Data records
※ ※ ※

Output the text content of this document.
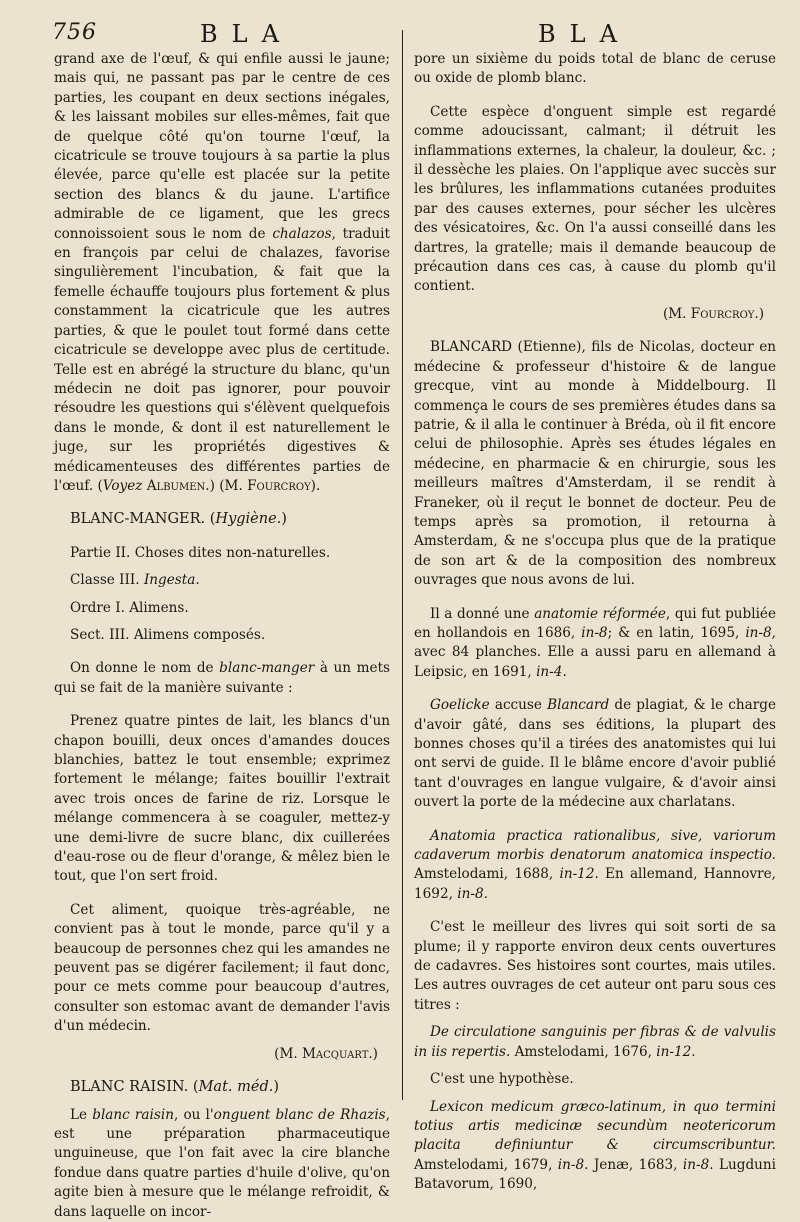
756	BLA	BLA

grand axe de l'œuf, & qui enfile aussi le jaune; mais qui, ne passant pas par le centre de ces parties, les coupant en deux sections inégales, & les laissant mobiles sur elles-mêmes, fait que de quelque côté qu'on tourne l'œuf, la cicatricule se trouve toujours à sa partie la plus élevée, parce qu'elle est placée sur la petite section des blancs & du jaune. L'artifice admirable de ce ligament, que les grecs connoissoient sous le nom de chalazos, traduit en françois par celui de chalazes, favorise singulièrement l'incubation, & fait que la femelle échauffe toujours plus fortement & plus constamment la cicatricule que les autres parties, & que le poulet tout formé dans cette cicatricule se developpe avec plus de certitude. Telle est en abrégé la structure du blanc, qu'un médecin ne doit pas ignorer, pour pouvoir résoudre les questions qui s'élèvent quelquefois dans le monde, & dont il est naturellement le juge, sur les propriétés digestives & médicamenteuses des différentes parties de l'œuf. (Voyez Albumen.) (M. Fourcroy).

BLANC-MANGER. (Hygiène.)

Partie II. Choses dites non-naturelles.

Classe III. Ingesta.

Ordre I. Alimens.

Sect. III. Alimens composés.

On donne le nom de blanc-manger à un mets qui se fait de la manière suivante :

Prenez quatre pintes de lait, les blancs d'un chapon bouilli, deux onces d'amandes douces blanchies, battez le tout ensemble; exprimez fortement le mélange; faites bouillir l'extrait avec trois onces de farine de riz. Lorsque le mélange commencera à se coaguler, mettez-y une demi-livre de sucre blanc, dix cuillerées d'eau-rose ou de fleur d'orange, & mêlez bien le tout, que l'on sert froid.

Cet aliment, quoique très-agréable, ne convient pas à tout le monde, parce qu'il y a beaucoup de personnes chez qui les amandes ne peuvent pas se digérer facilement; il faut donc, pour ce mets comme pour beaucoup d'autres, consulter son estomac avant de demander l'avis d'un médecin.

(M. Macquart.)

BLANC RAISIN. (Mat. méd.)

Le blanc raisin, ou l'onguent blanc de Rhazis, est une préparation pharmaceutique unguineuse, que l'on fait avec la cire blanche fondue dans quatre parties d'huile d'olive, qu'on agite bien à mesure que le mélange refroidit, & dans laquelle on incor-

pore un sixième du poids total de blanc de ceruse ou oxide de plomb blanc.

Cette espèce d'onguent simple est regardé comme adoucissant, calmant; il détruit les inflammations externes, la chaleur, la douleur, &c. ; il dessèche les plaies. On l'applique avec succès sur les brûlures, les inflammations cutanées produites par des causes externes, pour sécher les ulcères des vésicatoires, &c. On l'a aussi conseillé dans les dartres, la gratelle; mais il demande beaucoup de précaution dans ces cas, à cause du plomb qu'il contient.

(M. Fourcroy.)

BLANCARD (Etienne), fils de Nicolas, docteur en médecine & professeur d'histoire & de langue grecque, vint au monde à Middelbourg. Il commença le cours de ses premières études dans sa patrie, & il alla le continuer à Bréda, où il fit encore celui de philosophie. Après ses études légales en médecine, en pharmacie & en chirurgie, sous les meilleurs maîtres d'Amsterdam, il se rendit à Franeker, où il reçut le bonnet de docteur. Peu de temps après sa promotion, il retourna à Amsterdam, & ne s'occupa plus que de la pratique de son art & de la composition des nombreux ouvrages que nous avons de lui.

Il a donné une anatomie réformée, qui fut publiée en hollandois en 1686, in-8; & en latin, 1695, in-8, avec 84 planches. Elle a aussi paru en allemand à Leipsic, en 1691, in-4.

Goelicke accuse Blancard de plagiat, & le charge d'avoir gâté, dans ses éditions, la plupart des bonnes choses qu'il a tirées des anatomistes qui lui ont servi de guide. Il le blâme encore d'avoir publié tant d'ouvrages en langue vulgaire, & d'avoir ainsi ouvert la porte de la médecine aux charlatans.

Anatomia practica rationalibus, sive, variorum cadaverum morbis denatorum anatomica inspectio. Amstelodami, 1688, in-12. En allemand, Hannovre, 1692, in-8.

C'est le meilleur des livres qui soit sorti de sa plume; il y rapporte environ deux cents ouvertures de cadavres. Ses histoires sont courtes, mais utiles. Les autres ouvrages de cet auteur ont paru sous ces titres :

De circulatione sanguinis per fibras & de valvulis in iis repertis. Amstelodami, 1676, in-12.

C'est une hypothèse.

Lexicon medicum græco-latinum, in quo termini totius artis medicinæ secundùm neotericorum placita definiuntur & circumscribuntur. Amstelodami, 1679, in-8. Jenæ, 1683, in-8. Lugduni Batavorum, 1690,
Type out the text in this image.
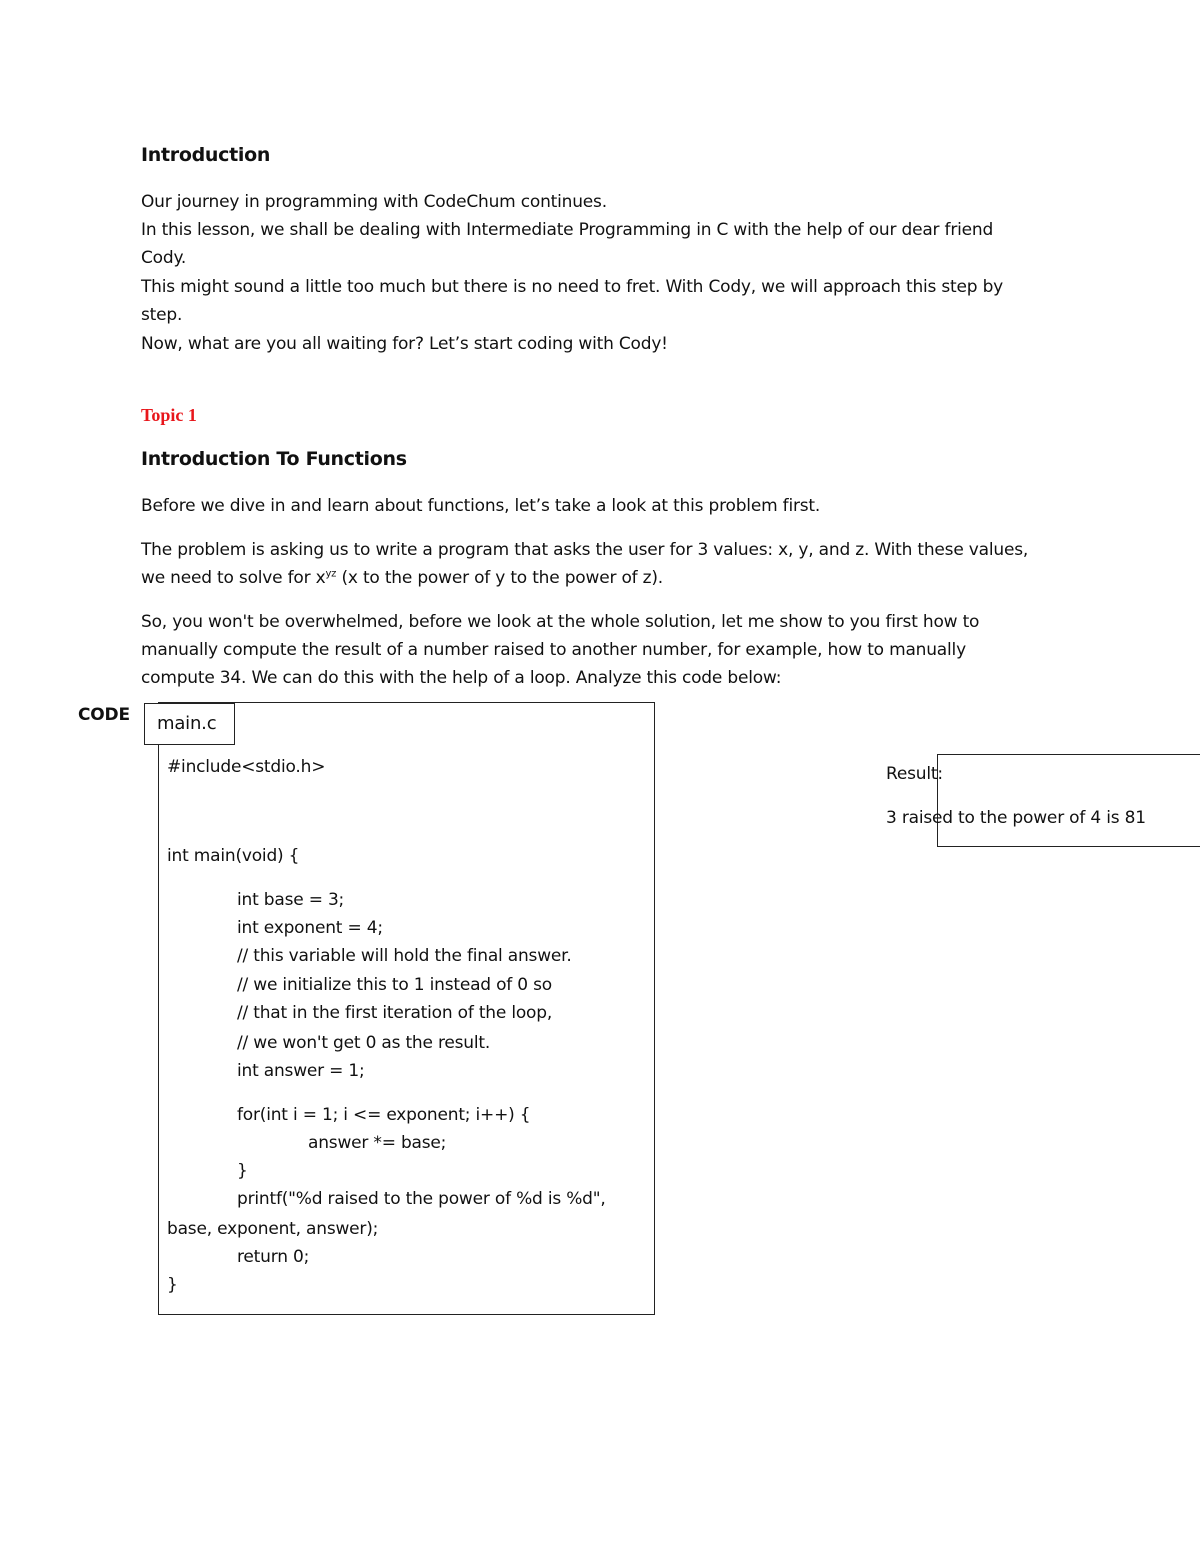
Introduction
Our journey in programming with CodeChum continues.
In this lesson, we shall be dealing with Intermediate Programming in C with the help of our dear friend
Cody.
This might sound a little too much but there is no need to fret. With Cody, we will approach this step by
step.
Now, what are you all waiting for? Let’s start coding with Cody!
Topic 1
Introduction To Functions
Before we dive in and learn about functions, let’s take a look at this problem first.
The problem is asking us to write a program that asks the user for 3 values: x, y, and z. With these values,
we need to solve for $x^{yz}$ (x to the power of y to the power of z).
So, you won't be overwhelmed, before we look at the whole solution, let me show to you first how to
manually compute the result of a number raised to another number, for example, how to manually
compute 34. We can do this with the help of a loop. Analyze this code below:
CODE	main.c
#include<stdio.h>
int main(void) {
int base = 3;
int exponent = 4;
// this variable will hold the final answer.
// we initialize this to 1 instead of 0 so
// that in the first iteration of the loop,
// we won't get 0 as the result.
int answer = 1;
for(int i = 1; i <= exponent; i++) {
answer *= base;
}
printf("%d raised to the power of %d is %d",
base, exponent, answer);
return 0;
}
Result:
3 raised to the power of 4 is 81
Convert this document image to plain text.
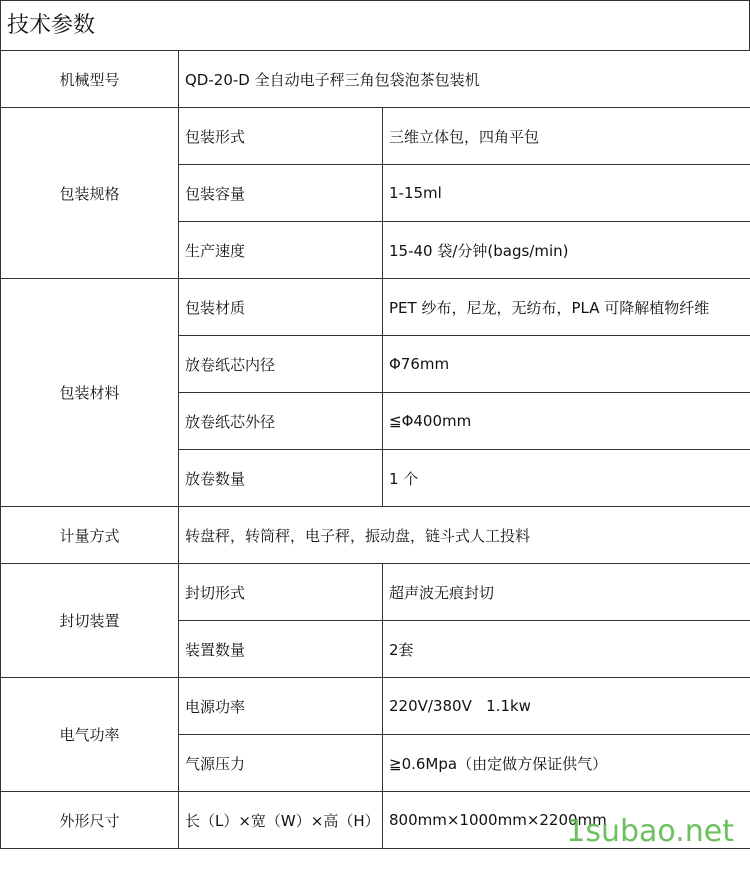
技术参数
机械型号	QD-20-D 全自动电子秤三角包袋泡茶包装机	
包装规格	包装形式	三维立体包，四角平包
	包装容量	1-15ml
	生产速度	15-40 袋/分钟(bags/min)
包装材料	包装材质	PET 纱布，尼龙，无纺布，PLA 可降解植物纤维
	放卷纸芯内径	Φ76mm
	放卷纸芯外径	≦Φ400mm
	放卷数量	1 个
计量方式	转盘秤，转筒秤，电子秤，振动盘，链斗式人工投料	
封切装置	封切形式	超声波无痕封切
	装置数量	2套
电气功率	电源功率	220V/380V   1.1kw
	气源压力	≧0.6Mpa（由定做方保证供气）
外形尺寸	长（L）×宽（W）×高（H）	800mm×1000mm×2200mm
1subao.net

※ ※ ※

Reproduce the whole listing word for word, setting aside any pictures.

Output the text content of this document.
756	BLA	BLA

grand axe de l'œuf, & qui enfile aussi le jaune; mais qui, ne passant pas par le centre de ces parties, les coupant en deux sections inégales, & les laissant mobiles sur elles-mêmes, fait que de quelque côté qu'on tourne l'œuf, la cicatricule se trouve toujours à sa partie la plus élevée, parce qu'elle est placée sur la petite section des blancs & du jaune. L'artifice admirable de ce ligament, que les grecs connoissoient sous le nom de chalazos, traduit en françois par celui de chalazes, favorise singulièrement l'incubation, & fait que la femelle échauffe toujours plus fortement & plus constamment la cicatricule que les autres parties, & que le poulet tout formé dans cette cicatricule se developpe avec plus de certitude. Telle est en abrégé la structure du blanc, qu'un médecin ne doit pas ignorer, pour pouvoir résoudre les questions qui s'élèvent quelquefois dans le monde, & dont il est naturellement le juge, sur les propriétés digestives & médicamenteuses des différentes parties de l'œuf. (Voyez Albumen.) (M. Fourcroy).

BLANC-MANGER. (Hygiène.)

Partie II. Choses dites non-naturelles.

Classe III. Ingesta.

Ordre I. Alimens.

Sect. III. Alimens composés.

On donne le nom de blanc-manger à un mets qui se fait de la manière suivante :

Prenez quatre pintes de lait, les blancs d'un chapon bouilli, deux onces d'amandes douces blanchies, battez le tout ensemble; exprimez fortement le mélange; faites bouillir l'extrait avec trois onces de farine de riz. Lorsque le mélange commencera à se coaguler, mettez-y une demi-livre de sucre blanc, dix cuillerées d'eau-rose ou de fleur d'orange, & mêlez bien le tout, que l'on sert froid.

Cet aliment, quoique très-agréable, ne convient pas à tout le monde, parce qu'il y a beaucoup de personnes chez qui les amandes ne peuvent pas se digérer facilement; il faut donc, pour ce mets comme pour beaucoup d'autres, consulter son estomac avant de demander l'avis d'un médecin.

(M. Macquart.)

BLANC RAISIN. (Mat. méd.)

Le blanc raisin, ou l'onguent blanc de Rhazis, est une préparation pharmaceutique unguineuse, que l'on fait avec la cire blanche fondue dans quatre parties d'huile d'olive, qu'on agite bien à mesure que le mélange refroidit, & dans laquelle on incor-

pore un sixième du poids total de blanc de ceruse ou oxide de plomb blanc.

Cette espèce d'onguent simple est regardé comme adoucissant, calmant; il détruit les inflammations externes, la chaleur, la douleur, &c. ; il dessèche les plaies. On l'applique avec succès sur les brûlures, les inflammations cutanées produites par des causes externes, pour sécher les ulcères des vésicatoires, &c. On l'a aussi conseillé dans les dartres, la gratelle; mais il demande beaucoup de précaution dans ces cas, à cause du plomb qu'il contient.

(M. Fourcroy.)

BLANCARD (Etienne), fils de Nicolas, docteur en médecine & professeur d'histoire & de langue grecque, vint au monde à Middelbourg. Il commença le cours de ses premières études dans sa patrie, & il alla le continuer à Bréda, où il fit encore celui de philosophie. Après ses études légales en médecine, en pharmacie & en chirurgie, sous les meilleurs maîtres d'Amsterdam, il se rendit à Franeker, où il reçut le bonnet de docteur. Peu de temps après sa promotion, il retourna à Amsterdam, & ne s'occupa plus que de la pratique de son art & de la composition des nombreux ouvrages que nous avons de lui.

Il a donné une anatomie réformée, qui fut publiée en hollandois en 1686, in-8; & en latin, 1695, in-8, avec 84 planches. Elle a aussi paru en allemand à Leipsic, en 1691, in-4.

Goelicke accuse Blancard de plagiat, & le charge d'avoir gâté, dans ses éditions, la plupart des bonnes choses qu'il a tirées des anatomistes qui lui ont servi de guide. Il le blâme encore d'avoir publié tant d'ouvrages en langue vulgaire, & d'avoir ainsi ouvert la porte de la médecine aux charlatans.

Anatomia practica rationalibus, sive, variorum cadaverum morbis denatorum anatomica inspectio. Amstelodami, 1688, in-12. En allemand, Hannovre, 1692, in-8.

C'est le meilleur des livres qui soit sorti de sa plume; il y rapporte environ deux cents ouvertures de cadavres. Ses histoires sont courtes, mais utiles. Les autres ouvrages de cet auteur ont paru sous ces titres :

De circulatione sanguinis per fibras & de valvulis in iis repertis. Amstelodami, 1676, in-12.

C'est une hypothèse.

Lexicon medicum græco-latinum, in quo termini totius artis medicinæ secundùm neotericorum placita definiuntur & circumscribuntur. Amstelodami, 1679, in-8. Jenæ, 1683, in-8. Lugduni Batavorum, 1690,
Type out the text in this image.
Introduction
Our journey in programming with CodeChum continues.
In this lesson, we shall be dealing with Intermediate Programming in C with the help of our dear friend
Cody.
This might sound a little too much but there is no need to fret. With Cody, we will approach this step by
step.
Now, what are you all waiting for? Let’s start coding with Cody!
Topic 1
Introduction To Functions
Before we dive in and learn about functions, let’s take a look at this problem first.
The problem is asking us to write a program that asks the user for 3 values: x, y, and z. With these values,
we need to solve for $x^{yz}$ (x to the power of y to the power of z).
So, you won't be overwhelmed, before we look at the whole solution, let me show to you first how to
manually compute the result of a number raised to another number, for example, how to manually
compute 34. We can do this with the help of a loop. Analyze this code below:
CODE	main.c
#include<stdio.h>
int main(void) {
int base = 3;
int exponent = 4;
// this variable will hold the final answer.
// we initialize this to 1 instead of 0 so
// that in the first iteration of the loop,
// we won't get 0 as the result.
int answer = 1;
for(int i = 1; i <= exponent; i++) {
answer *= base;
}
printf("%d raised to the power of %d is %d",
base, exponent, answer);
return 0;
}
Result:
3 raised to the power of 4 is 81
Convert this document image to plain text.
技术参数
机械型号	QD-20-D 全自动电子秤三角包袋泡茶包装机	
包装规格	包装形式	三维立体包，四角平包
	包装容量	1-15ml
	生产速度	15-40 袋/分钟(bags/min)
包装材料	包装材质	PET 纱布，尼龙，无纺布，PLA 可降解植物纤维
	放卷纸芯内径	Φ76mm
	放卷纸芯外径	≦Φ400mm
	放卷数量	1 个
计量方式	转盘秤，转筒秤，电子秤，振动盘，链斗式人工投料	
封切装置	封切形式	超声波无痕封切
	装置数量	2套
电气功率	电源功率	220V/380V   1.1kw
	气源压力	≧0.6Mpa（由定做方保证供气）
外形尺寸	长（L）×宽（W）×高（H）	800mm×1000mm×2200mm
1subao.net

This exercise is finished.